Task goal - Scan the entries below. List each line with "Выявлено".

Extracted information -
○ ○ ○ ○
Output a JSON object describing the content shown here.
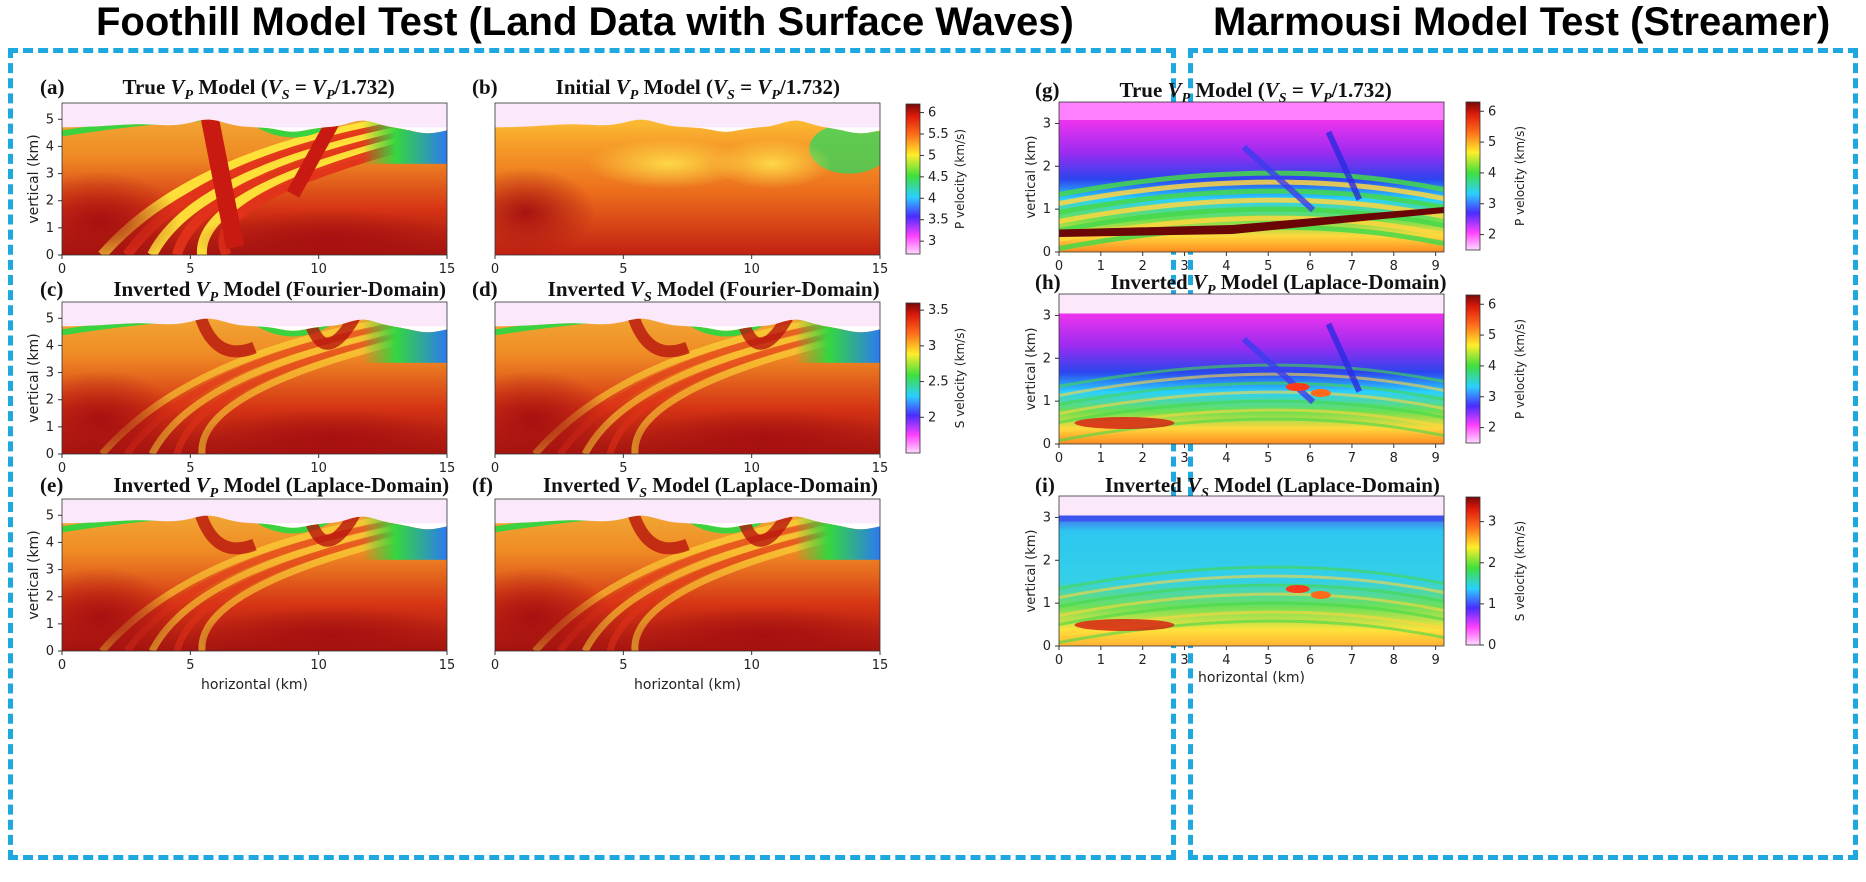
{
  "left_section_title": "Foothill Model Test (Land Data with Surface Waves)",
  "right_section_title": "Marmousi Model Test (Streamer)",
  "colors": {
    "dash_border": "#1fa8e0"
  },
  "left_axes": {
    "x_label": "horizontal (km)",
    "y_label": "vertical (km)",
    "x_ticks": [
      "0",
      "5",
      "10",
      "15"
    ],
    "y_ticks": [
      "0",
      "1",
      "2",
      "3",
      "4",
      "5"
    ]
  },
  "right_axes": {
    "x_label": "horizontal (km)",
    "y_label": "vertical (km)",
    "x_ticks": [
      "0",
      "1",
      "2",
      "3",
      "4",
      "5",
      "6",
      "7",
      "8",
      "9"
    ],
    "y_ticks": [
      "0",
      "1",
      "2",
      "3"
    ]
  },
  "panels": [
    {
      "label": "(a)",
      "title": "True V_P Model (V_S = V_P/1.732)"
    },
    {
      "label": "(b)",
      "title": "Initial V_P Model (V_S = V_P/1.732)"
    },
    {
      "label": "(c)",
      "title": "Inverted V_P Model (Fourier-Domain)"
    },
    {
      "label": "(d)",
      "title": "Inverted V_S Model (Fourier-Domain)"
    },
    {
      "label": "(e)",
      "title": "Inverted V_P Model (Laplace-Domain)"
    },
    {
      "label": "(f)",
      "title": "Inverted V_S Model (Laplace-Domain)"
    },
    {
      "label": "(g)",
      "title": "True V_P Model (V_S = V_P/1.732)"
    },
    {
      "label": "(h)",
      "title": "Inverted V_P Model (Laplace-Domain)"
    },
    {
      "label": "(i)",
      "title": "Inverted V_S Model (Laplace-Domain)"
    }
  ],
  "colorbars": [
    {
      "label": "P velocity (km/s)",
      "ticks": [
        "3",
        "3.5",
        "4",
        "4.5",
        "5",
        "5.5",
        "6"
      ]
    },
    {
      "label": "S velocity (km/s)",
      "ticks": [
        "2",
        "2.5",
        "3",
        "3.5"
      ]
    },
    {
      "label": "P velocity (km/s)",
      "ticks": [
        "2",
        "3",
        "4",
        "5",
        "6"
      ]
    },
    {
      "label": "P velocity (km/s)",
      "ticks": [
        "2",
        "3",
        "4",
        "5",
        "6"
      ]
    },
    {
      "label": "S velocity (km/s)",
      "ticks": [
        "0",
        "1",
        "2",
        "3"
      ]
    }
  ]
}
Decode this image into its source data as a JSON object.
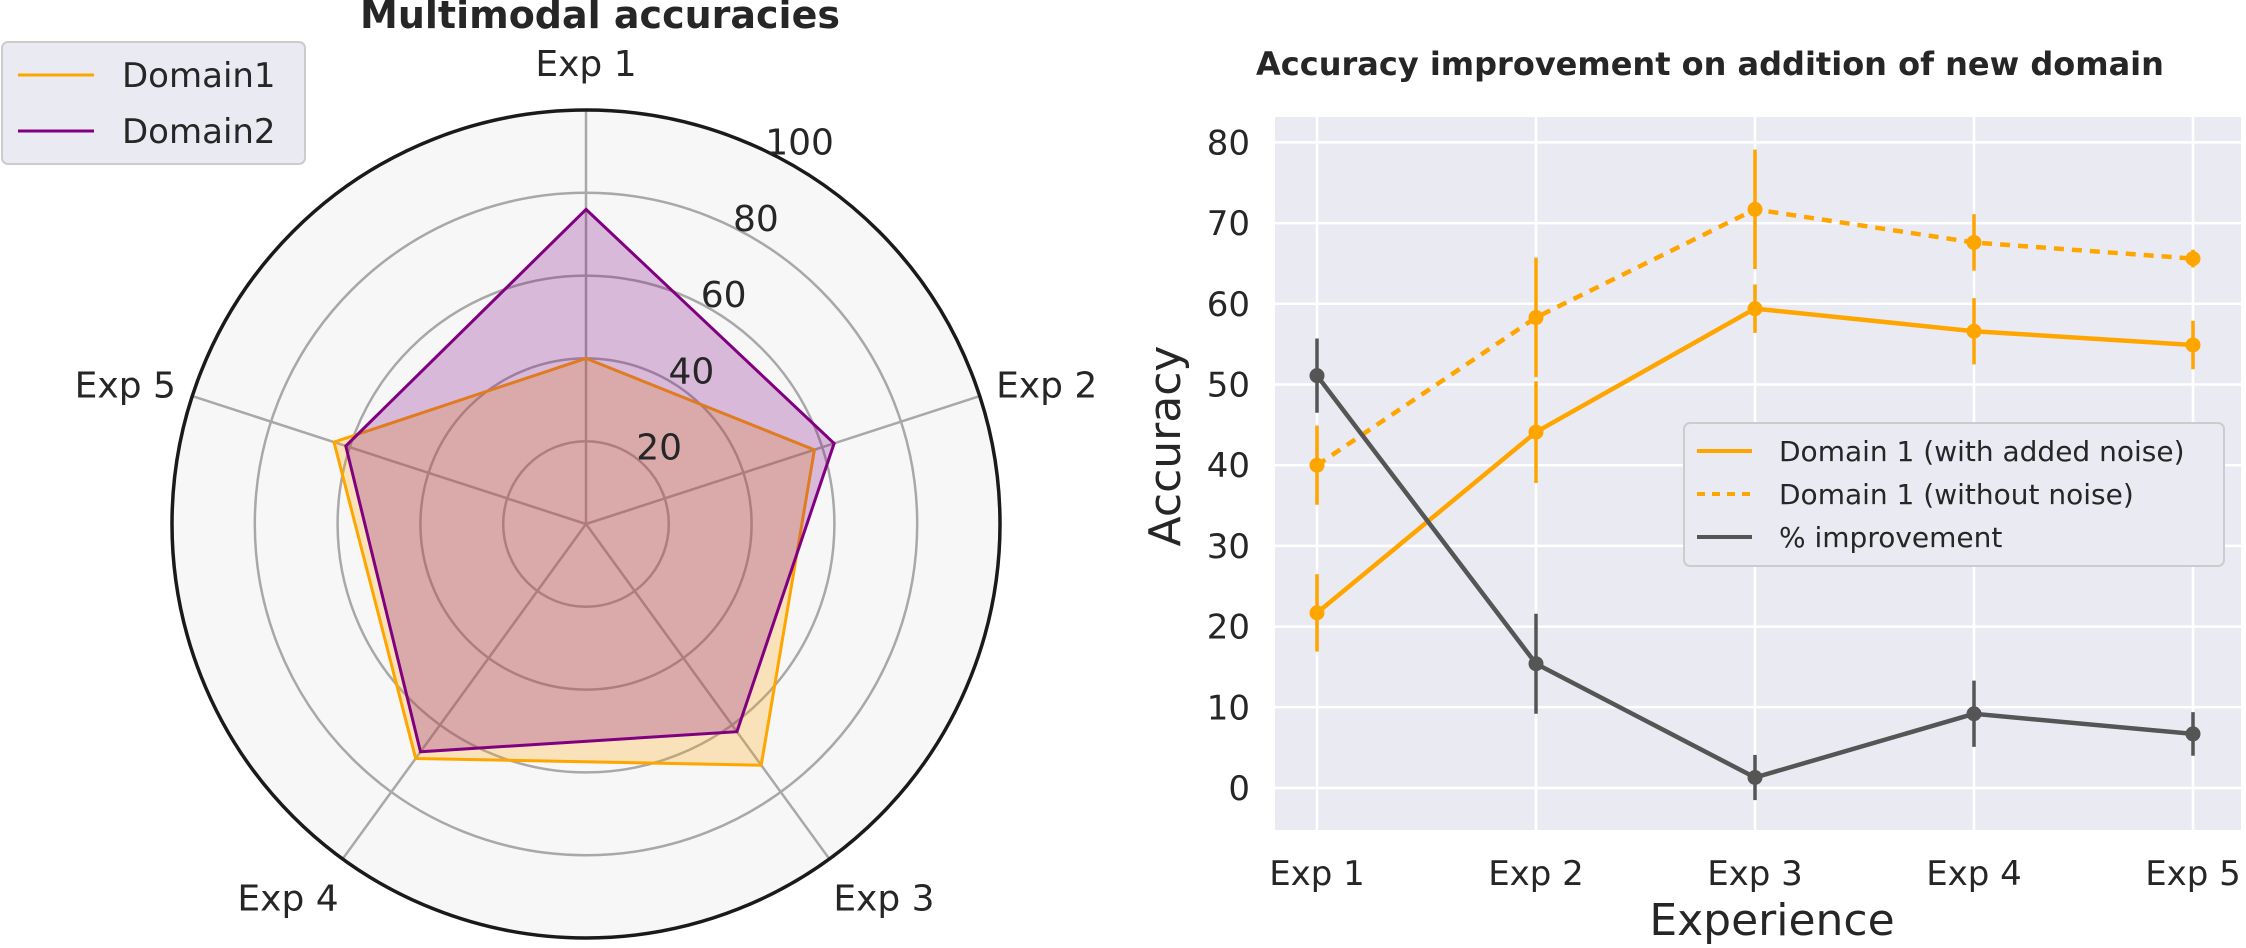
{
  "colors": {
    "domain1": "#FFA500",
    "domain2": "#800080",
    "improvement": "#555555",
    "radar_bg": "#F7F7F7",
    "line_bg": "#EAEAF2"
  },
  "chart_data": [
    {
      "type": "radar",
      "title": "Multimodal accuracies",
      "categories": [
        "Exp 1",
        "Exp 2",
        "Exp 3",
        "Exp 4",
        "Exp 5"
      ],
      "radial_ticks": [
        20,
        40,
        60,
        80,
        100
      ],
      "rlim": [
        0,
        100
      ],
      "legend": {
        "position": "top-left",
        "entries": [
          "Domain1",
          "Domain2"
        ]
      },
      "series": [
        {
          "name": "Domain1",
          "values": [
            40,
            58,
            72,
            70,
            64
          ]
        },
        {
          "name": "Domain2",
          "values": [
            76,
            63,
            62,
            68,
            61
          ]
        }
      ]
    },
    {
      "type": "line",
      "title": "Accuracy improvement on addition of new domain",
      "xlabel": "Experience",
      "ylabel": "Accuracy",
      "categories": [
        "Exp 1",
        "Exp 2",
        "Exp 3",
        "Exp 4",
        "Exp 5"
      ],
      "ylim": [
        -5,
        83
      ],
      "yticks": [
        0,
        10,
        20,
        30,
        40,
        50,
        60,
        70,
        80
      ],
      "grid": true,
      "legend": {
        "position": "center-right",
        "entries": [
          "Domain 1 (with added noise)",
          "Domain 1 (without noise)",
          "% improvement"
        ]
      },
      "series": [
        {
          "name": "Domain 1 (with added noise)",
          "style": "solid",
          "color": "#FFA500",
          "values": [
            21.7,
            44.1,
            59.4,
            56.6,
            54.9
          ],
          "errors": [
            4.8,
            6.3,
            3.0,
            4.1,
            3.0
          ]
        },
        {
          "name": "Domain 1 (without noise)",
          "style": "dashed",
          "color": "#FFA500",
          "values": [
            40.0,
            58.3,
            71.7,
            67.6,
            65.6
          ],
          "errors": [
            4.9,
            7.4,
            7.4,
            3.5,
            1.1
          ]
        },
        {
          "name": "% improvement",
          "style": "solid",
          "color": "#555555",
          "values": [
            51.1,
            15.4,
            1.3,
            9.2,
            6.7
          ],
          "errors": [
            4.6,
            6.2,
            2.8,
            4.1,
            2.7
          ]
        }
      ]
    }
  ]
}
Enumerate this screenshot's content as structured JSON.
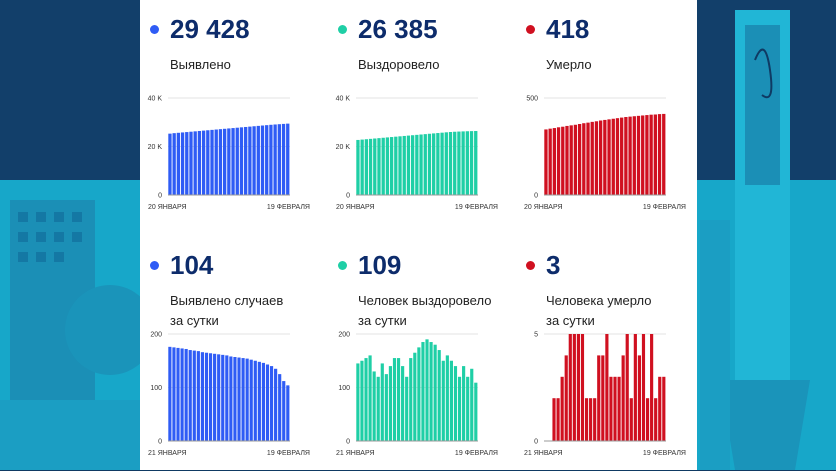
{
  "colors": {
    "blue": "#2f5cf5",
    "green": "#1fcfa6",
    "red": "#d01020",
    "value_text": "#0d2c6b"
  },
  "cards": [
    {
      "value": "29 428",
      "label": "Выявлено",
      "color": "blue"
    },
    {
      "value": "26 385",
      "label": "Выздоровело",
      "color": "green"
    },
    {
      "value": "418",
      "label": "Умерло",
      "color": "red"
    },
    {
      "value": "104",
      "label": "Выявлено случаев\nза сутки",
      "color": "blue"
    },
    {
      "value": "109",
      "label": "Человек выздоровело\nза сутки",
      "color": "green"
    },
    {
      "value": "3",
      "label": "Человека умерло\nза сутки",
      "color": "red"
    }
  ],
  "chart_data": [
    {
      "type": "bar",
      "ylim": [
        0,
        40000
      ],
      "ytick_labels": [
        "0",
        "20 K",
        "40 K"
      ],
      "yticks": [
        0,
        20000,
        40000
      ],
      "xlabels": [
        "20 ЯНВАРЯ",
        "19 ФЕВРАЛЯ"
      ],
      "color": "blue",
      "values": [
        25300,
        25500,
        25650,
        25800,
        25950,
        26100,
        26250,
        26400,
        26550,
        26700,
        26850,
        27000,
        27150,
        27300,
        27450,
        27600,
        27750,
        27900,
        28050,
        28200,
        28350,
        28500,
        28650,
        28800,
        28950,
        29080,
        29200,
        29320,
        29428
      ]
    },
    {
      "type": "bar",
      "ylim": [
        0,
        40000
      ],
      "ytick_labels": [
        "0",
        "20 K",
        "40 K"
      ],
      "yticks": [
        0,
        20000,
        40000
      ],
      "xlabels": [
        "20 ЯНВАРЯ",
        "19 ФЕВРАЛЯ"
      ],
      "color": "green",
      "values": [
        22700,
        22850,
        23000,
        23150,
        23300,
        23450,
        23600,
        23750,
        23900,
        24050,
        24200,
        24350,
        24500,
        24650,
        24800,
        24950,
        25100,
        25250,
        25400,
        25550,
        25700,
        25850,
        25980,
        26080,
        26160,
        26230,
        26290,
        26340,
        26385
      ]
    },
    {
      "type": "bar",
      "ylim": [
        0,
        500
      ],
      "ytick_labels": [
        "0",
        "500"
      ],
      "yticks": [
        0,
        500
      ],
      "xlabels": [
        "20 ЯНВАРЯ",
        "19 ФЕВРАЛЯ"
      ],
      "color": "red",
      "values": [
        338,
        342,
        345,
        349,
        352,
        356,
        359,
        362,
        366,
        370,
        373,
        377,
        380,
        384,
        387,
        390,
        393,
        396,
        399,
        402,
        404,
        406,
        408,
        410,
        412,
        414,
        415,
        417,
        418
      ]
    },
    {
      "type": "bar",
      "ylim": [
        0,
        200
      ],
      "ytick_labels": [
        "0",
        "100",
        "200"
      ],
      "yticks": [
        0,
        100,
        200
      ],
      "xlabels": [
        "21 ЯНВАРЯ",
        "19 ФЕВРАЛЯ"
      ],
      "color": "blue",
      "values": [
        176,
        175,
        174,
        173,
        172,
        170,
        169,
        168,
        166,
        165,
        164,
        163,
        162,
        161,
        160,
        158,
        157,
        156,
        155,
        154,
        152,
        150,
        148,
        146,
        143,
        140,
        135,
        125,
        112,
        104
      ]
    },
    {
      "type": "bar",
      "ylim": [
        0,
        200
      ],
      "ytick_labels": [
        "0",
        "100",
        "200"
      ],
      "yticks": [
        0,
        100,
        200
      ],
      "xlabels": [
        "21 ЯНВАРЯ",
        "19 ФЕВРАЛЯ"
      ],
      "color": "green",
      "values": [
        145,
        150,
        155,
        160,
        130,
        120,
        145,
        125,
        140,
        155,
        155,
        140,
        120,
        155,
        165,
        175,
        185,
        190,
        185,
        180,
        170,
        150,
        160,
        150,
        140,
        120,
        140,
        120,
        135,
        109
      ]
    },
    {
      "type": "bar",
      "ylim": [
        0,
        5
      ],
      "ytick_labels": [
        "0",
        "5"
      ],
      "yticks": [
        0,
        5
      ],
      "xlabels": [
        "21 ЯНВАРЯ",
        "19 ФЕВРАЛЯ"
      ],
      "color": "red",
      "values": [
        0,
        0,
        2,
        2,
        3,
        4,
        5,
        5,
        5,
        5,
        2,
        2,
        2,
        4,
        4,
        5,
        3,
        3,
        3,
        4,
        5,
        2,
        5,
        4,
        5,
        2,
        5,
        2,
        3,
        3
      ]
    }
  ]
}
○ ○ ○ ○
Answer to this task -
      "label": "Выявлено",
      "label": "Выявлено случаев\nза сутки",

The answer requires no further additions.